▸ **The request**
Omit every image, and transcribe the remaining entries exactly as given.

▸ **Working data**
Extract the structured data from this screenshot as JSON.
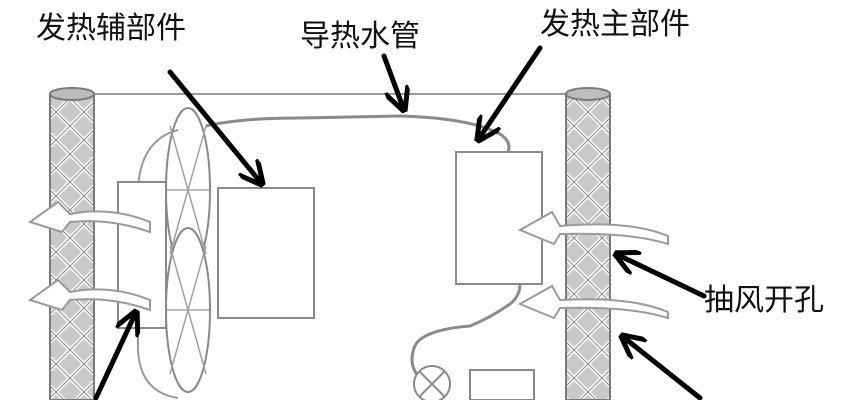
{
  "labels": {
    "aux_heat_part": "发热辅部件",
    "heat_pipe": "导热水管",
    "main_heat_part": "发热主部件",
    "exhaust_hole": "抽风开孔"
  }
}
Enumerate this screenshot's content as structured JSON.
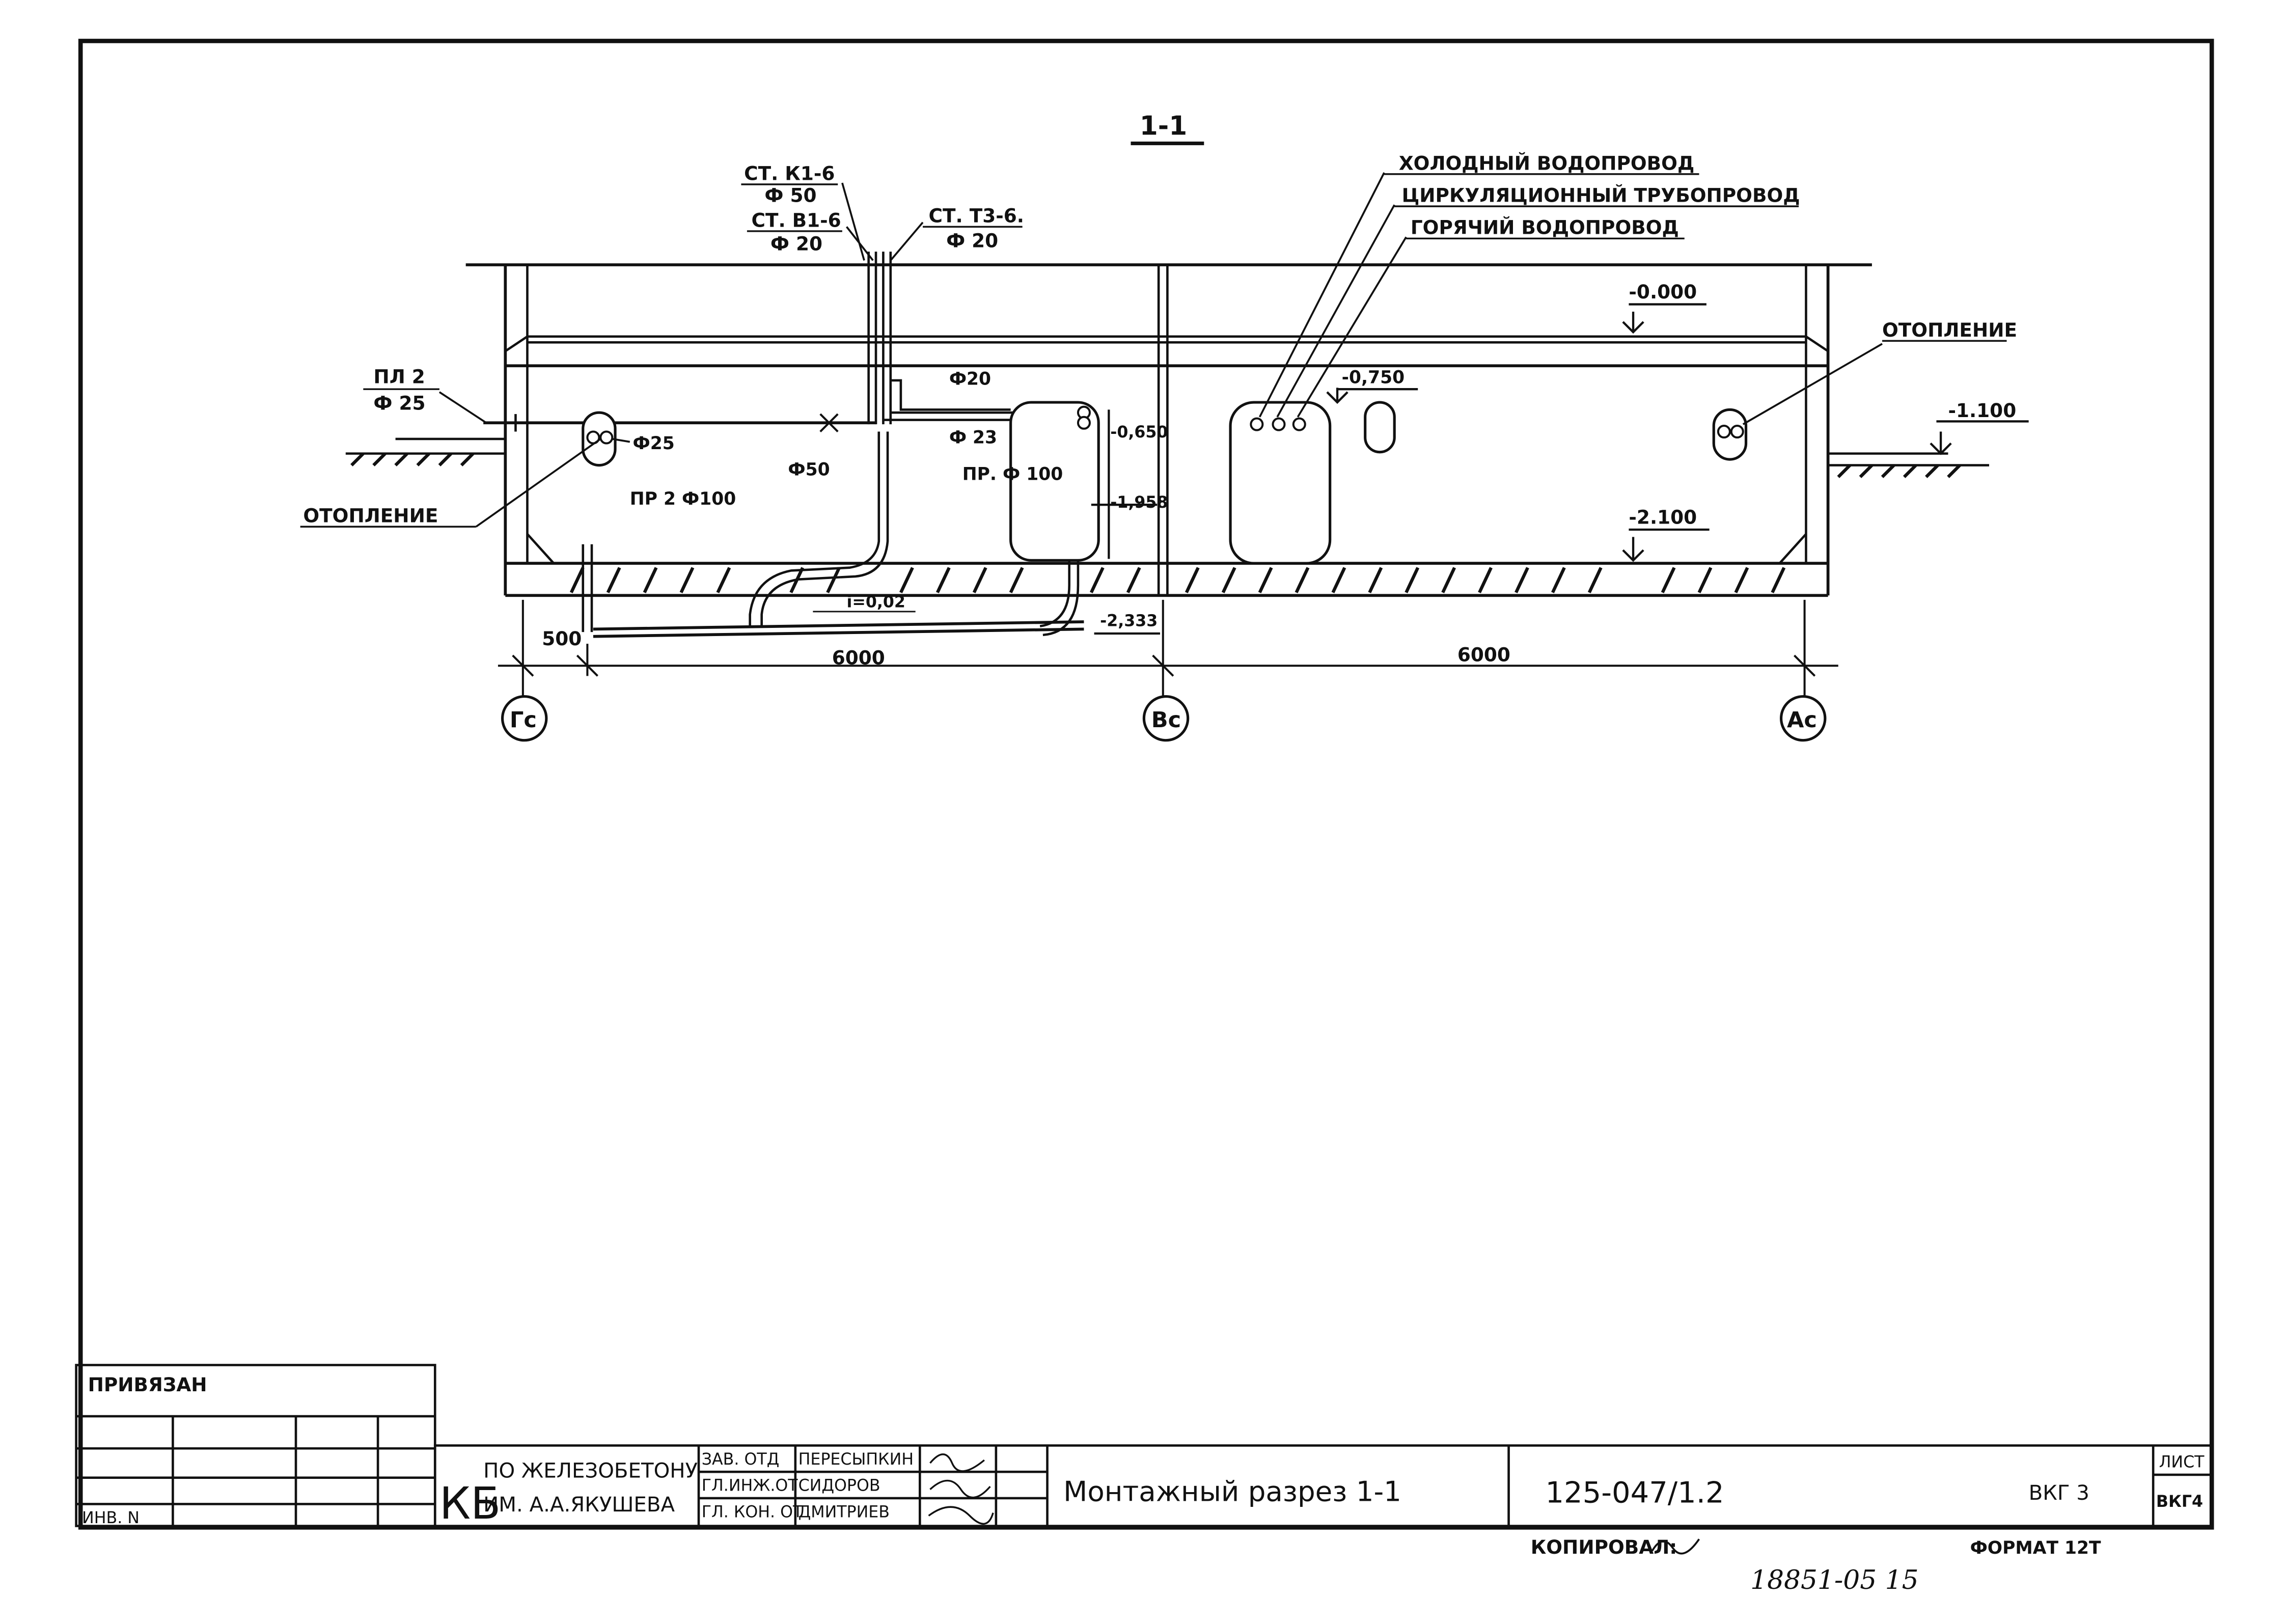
{
  "section_title": "1-1",
  "risers": {
    "k1": "СТ. К1-6",
    "k1_dia": "Ф 50",
    "v1": "СТ. В1-6",
    "v1_dia": "Ф 20",
    "t3": "СТ. Т3-6.",
    "t3_dia": "Ф 20"
  },
  "pipe_labels": {
    "cold": "ХОЛОДНЫЙ ВОДОПРОВОД",
    "circ": "ЦИРКУЛЯЦИОННЫЙ ТРУБОПРОВОД",
    "hot": "ГОРЯЧИЙ ВОДОПРОВОД"
  },
  "elevations": {
    "zero": "-0.000",
    "e0750": "-0,750",
    "e1100": "-1.100",
    "e0650": "-0,650",
    "e1958": "-1,958",
    "e2100": "-2.100",
    "e2333": "-2,333"
  },
  "labels": {
    "heating_right": "ОТОПЛЕНИЕ",
    "heating_left": "ОТОПЛЕНИЕ",
    "pl2": "ПЛ 2",
    "pl2_dia": "Ф 25",
    "dia25": "Ф25",
    "dia20": "Ф20",
    "dia23": "Ф 23",
    "dia50": "Ф50",
    "pr2": "ПР 2 Ф100",
    "pr": "ПР. Ф 100",
    "slope": "i=0,02"
  },
  "dimensions": {
    "d500": "500",
    "d6000_left": "6000",
    "d6000_right": "6000"
  },
  "axes": [
    "Гс",
    "Вс",
    "Ас"
  ],
  "title_block": {
    "privyazan": "ПРИВЯЗАН",
    "inv": "ИНВ. N",
    "org_line1": "ПО ЖЕЛЕЗОБЕТОНУ",
    "org_line2": "ИМ. А.А.ЯКУШЕВА",
    "org_mark": "КБ",
    "roles": [
      "ЗАВ. ОТД",
      "ГЛ.ИНЖ.ОТ",
      "ГЛ. КОН. ОТ"
    ],
    "names": [
      "ПЕРЕСЫПКИН",
      "СИДОРОВ",
      "ДМИТРИЕВ"
    ],
    "sheet_title": "Монтажный разрез 1-1",
    "doc_number": "125-047/1.2",
    "sheet_code": "ВКГ 3",
    "list_label": "ЛИСТ",
    "list_value": "ВКГ4",
    "copied": "КОПИРОВАЛ:",
    "format": "ФОРМАТ 12Т",
    "stamp_number": "18851-05 15"
  }
}
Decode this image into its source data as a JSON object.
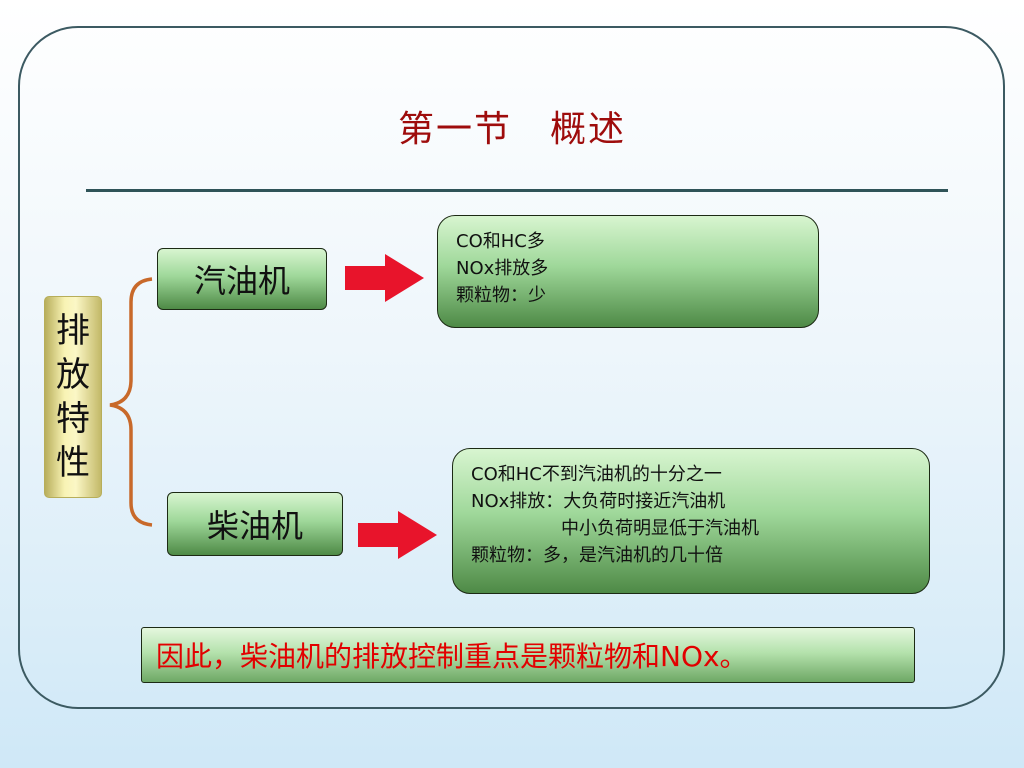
{
  "title": "第一节　概述",
  "category_label": [
    "排",
    "放",
    "特",
    "性"
  ],
  "gasoline": {
    "label": "汽油机",
    "lines": [
      "CO和HC多",
      "NOx排放多",
      "颗粒物：少"
    ]
  },
  "diesel": {
    "label": "柴油机",
    "lines": [
      "CO和HC不到汽油机的十分之一",
      "NOx排放：大负荷时接近汽油机",
      "　　　　　中小负荷明显低于汽油机",
      "颗粒物：多，是汽油机的几十倍"
    ]
  },
  "conclusion": "因此，柴油机的排放控制重点是颗粒物和NOx。",
  "colors": {
    "title": "#9e0c0c",
    "arrow": "#e8142b",
    "brace": "#c8692a",
    "conclusion_text": "#e20000"
  }
}
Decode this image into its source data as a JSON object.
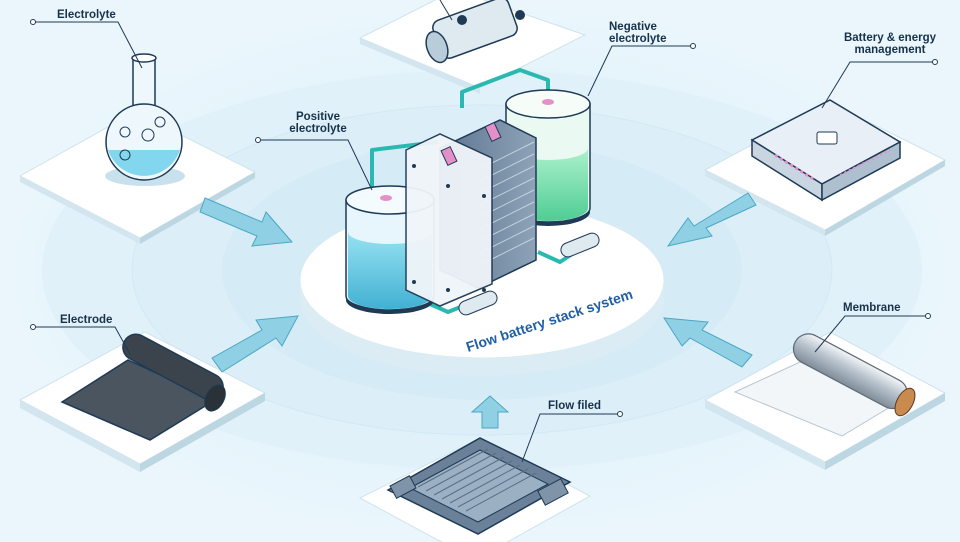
{
  "labels": {
    "electrolyte": "Electrolyte",
    "negative_line1": "Negative",
    "negative_line2": "electrolyte",
    "positive_line1": "Positive",
    "positive_line2": "electrolyte",
    "bms_line1": "Battery & energy",
    "bms_line2": "management",
    "electrode": "Electrode",
    "membrane": "Membrane",
    "flow_field": "Flow filed",
    "center": "Flow battery stack system"
  },
  "colors": {
    "background": "#eaf6fc",
    "tile": "#ffffff",
    "arrow": "#8fd0e4",
    "outline": "#1e3a55",
    "positive_fluid": "#4fc3dd",
    "negative_fluid": "#5fdc9e",
    "pipe": "#29b9b0",
    "cap": "#e58fc8"
  },
  "icons": {
    "electrolyte": "flask-icon",
    "top": "pump-cylinder-icon",
    "bms": "control-box-icon",
    "electrode": "carbon-felt-roll-icon",
    "membrane": "membrane-roll-icon",
    "flow_field": "flow-field-plate-icon"
  }
}
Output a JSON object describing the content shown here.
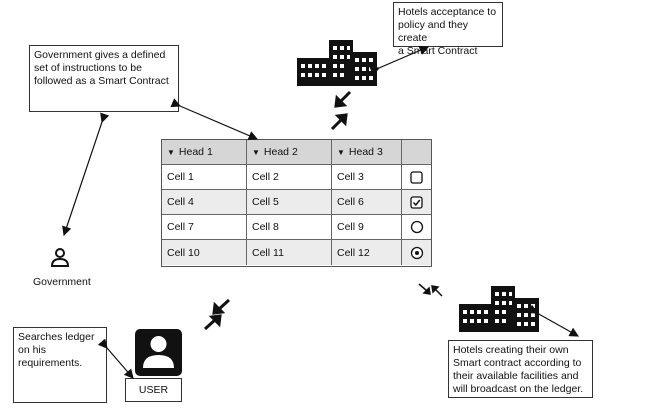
{
  "notes": {
    "government": "Government gives a defined\nset of instructions to be\nfollowed as a Smart Contract",
    "hotels_accept": "Hotels acceptance to\npolicy and they create\na Smart Contract",
    "hotels_create": "Hotels creating their own\nSmart contract according to\ntheir available facilities and\nwill broadcast on the ledger.",
    "user_search": "Searches ledger\non his\nrequirements."
  },
  "labels": {
    "government": "Government",
    "user": "USER"
  },
  "table": {
    "headers": [
      "Head 1",
      "Head 2",
      "Head 3"
    ],
    "rows": [
      [
        "Cell 1",
        "Cell 2",
        "Cell 3"
      ],
      [
        "Cell 4",
        "Cell 5",
        "Cell 6"
      ],
      [
        "Cell 7",
        "Cell 8",
        "Cell 9"
      ],
      [
        "Cell 10",
        "Cell 11",
        "Cell 12"
      ]
    ],
    "row_controls": [
      "checkbox-unchecked",
      "checkbox-checked",
      "radio-unselected",
      "radio-selected"
    ]
  },
  "icons": [
    "building-icon",
    "building-icon",
    "person-icon",
    "user-avatar-icon",
    "double-arrow-icon"
  ]
}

▸ **Solution**
Extract the structured data from this screenshot as JSON.
{
  "labels": {
    "aux_heat_part": "发热辅部件",
    "heat_pipe": "导热水管",
    "main_heat_part": "发热主部件",
    "exhaust_hole": "抽风开孔"
  }
}
Enumerate this screenshot's content as structured JSON.
{
  "section_title": "1-1",
  "risers": {
    "k1": "СТ. К1-6",
    "k1_dia": "Ф 50",
    "v1": "СТ. В1-6",
    "v1_dia": "Ф 20",
    "t3": "СТ. Т3-6.",
    "t3_dia": "Ф 20"
  },
  "pipe_labels": {
    "cold": "ХОЛОДНЫЙ ВОДОПРОВОД",
    "circ": "ЦИРКУЛЯЦИОННЫЙ ТРУБОПРОВОД",
    "hot": "ГОРЯЧИЙ ВОДОПРОВОД"
  },
  "elevations": {
    "zero": "-0.000",
    "e0750": "-0,750",
    "e1100": "-1.100",
    "e0650": "-0,650",
    "e1958": "-1,958",
    "e2100": "-2.100",
    "e2333": "-2,333"
  },
  "labels": {
    "heating_right": "ОТОПЛЕНИЕ",
    "heating_left": "ОТОПЛЕНИЕ",
    "pl2": "ПЛ 2",
    "pl2_dia": "Ф 25",
    "dia25": "Ф25",
    "dia20": "Ф20",
    "dia23": "Ф 23",
    "dia50": "Ф50",
    "pr2": "ПР 2 Ф100",
    "pr": "ПР. Ф 100",
    "slope": "i=0,02"
  },
  "dimensions": {
    "d500": "500",
    "d6000_left": "6000",
    "d6000_right": "6000"
  },
  "axes": [
    "Гс",
    "Вс",
    "Ас"
  ],
  "title_block": {
    "privyazan": "ПРИВЯЗАН",
    "inv": "ИНВ. N",
    "org_line1": "ПО ЖЕЛЕЗОБЕТОНУ",
    "org_line2": "ИМ. А.А.ЯКУШЕВА",
    "org_mark": "КБ",
    "roles": [
      "ЗАВ. ОТД",
      "ГЛ.ИНЖ.ОТ",
      "ГЛ. КОН. ОТ"
    ],
    "names": [
      "ПЕРЕСЫПКИН",
      "СИДОРОВ",
      "ДМИТРИЕВ"
    ],
    "sheet_title": "Монтажный разрез 1-1",
    "doc_number": "125-047/1.2",
    "sheet_code": "ВКГ 3",
    "list_label": "ЛИСТ",
    "list_value": "ВКГ4",
    "copied": "КОПИРОВАЛ:",
    "format": "ФОРМАТ 12Т",
    "stamp_number": "18851-05 15"
  }
}
Decode this image into its source data as a JSON object.
{
  "title": "第一节　概述",
  "category_label": [
    "排",
    "放",
    "特",
    "性"
  ],
  "gasoline": {
    "label": "汽油机",
    "lines": [
      "CO和HC多",
      "NOx排放多",
      "颗粒物：少"
    ]
  },
  "diesel": {
    "label": "柴油机",
    "lines": [
      "CO和HC不到汽油机的十分之一",
      "NOx排放：大负荷时接近汽油机",
      "　　　　　中小负荷明显低于汽油机",
      "颗粒物：多，是汽油机的几十倍"
    ]
  },
  "conclusion": "因此，柴油机的排放控制重点是颗粒物和NOx。",
  "colors": {
    "title": "#9e0c0c",
    "arrow": "#e8142b",
    "brace": "#c8692a",
    "conclusion_text": "#e20000"
  }
}
Decode this image into its source data as a JSON object.
{
  "labels": {
    "electrolyte": "Electrolyte",
    "negative_line1": "Negative",
    "negative_line2": "electrolyte",
    "positive_line1": "Positive",
    "positive_line2": "electrolyte",
    "bms_line1": "Battery & energy",
    "bms_line2": "management",
    "electrode": "Electrode",
    "membrane": "Membrane",
    "flow_field": "Flow filed",
    "center": "Flow battery stack system"
  },
  "colors": {
    "background": "#eaf6fc",
    "tile": "#ffffff",
    "arrow": "#8fd0e4",
    "outline": "#1e3a55",
    "positive_fluid": "#4fc3dd",
    "negative_fluid": "#5fdc9e",
    "pipe": "#29b9b0",
    "cap": "#e58fc8"
  },
  "icons": {
    "electrolyte": "flask-icon",
    "top": "pump-cylinder-icon",
    "bms": "control-box-icon",
    "electrode": "carbon-felt-roll-icon",
    "membrane": "membrane-roll-icon",
    "flow_field": "flow-field-plate-icon"
  }
}
Output a JSON object describing the content shown here.
{
  "notes": {
    "government": "Government gives a defined\nset of instructions to be\nfollowed as a Smart Contract",
    "hotels_accept": "Hotels acceptance to\npolicy and they create\na Smart Contract",
    "hotels_create": "Hotels creating their own\nSmart contract according to\ntheir available facilities and\nwill broadcast on the ledger.",
    "user_search": "Searches ledger\non his\nrequirements."
  },
  "labels": {
    "government": "Government",
    "user": "USER"
  },
  "table": {
    "headers": [
      "Head 1",
      "Head 2",
      "Head 3"
    ],
    "rows": [
      [
        "Cell 1",
        "Cell 2",
        "Cell 3"
      ],
      [
        "Cell 4",
        "Cell 5",
        "Cell 6"
      ],
      [
        "Cell 7",
        "Cell 8",
        "Cell 9"
      ],
      [
        "Cell 10",
        "Cell 11",
        "Cell 12"
      ]
    ],
    "row_controls": [
      "checkbox-unchecked",
      "checkbox-checked",
      "radio-unselected",
      "radio-selected"
    ]
  },
  "icons": [
    "building-icon",
    "building-icon",
    "person-icon",
    "user-avatar-icon",
    "double-arrow-icon"
  ]
}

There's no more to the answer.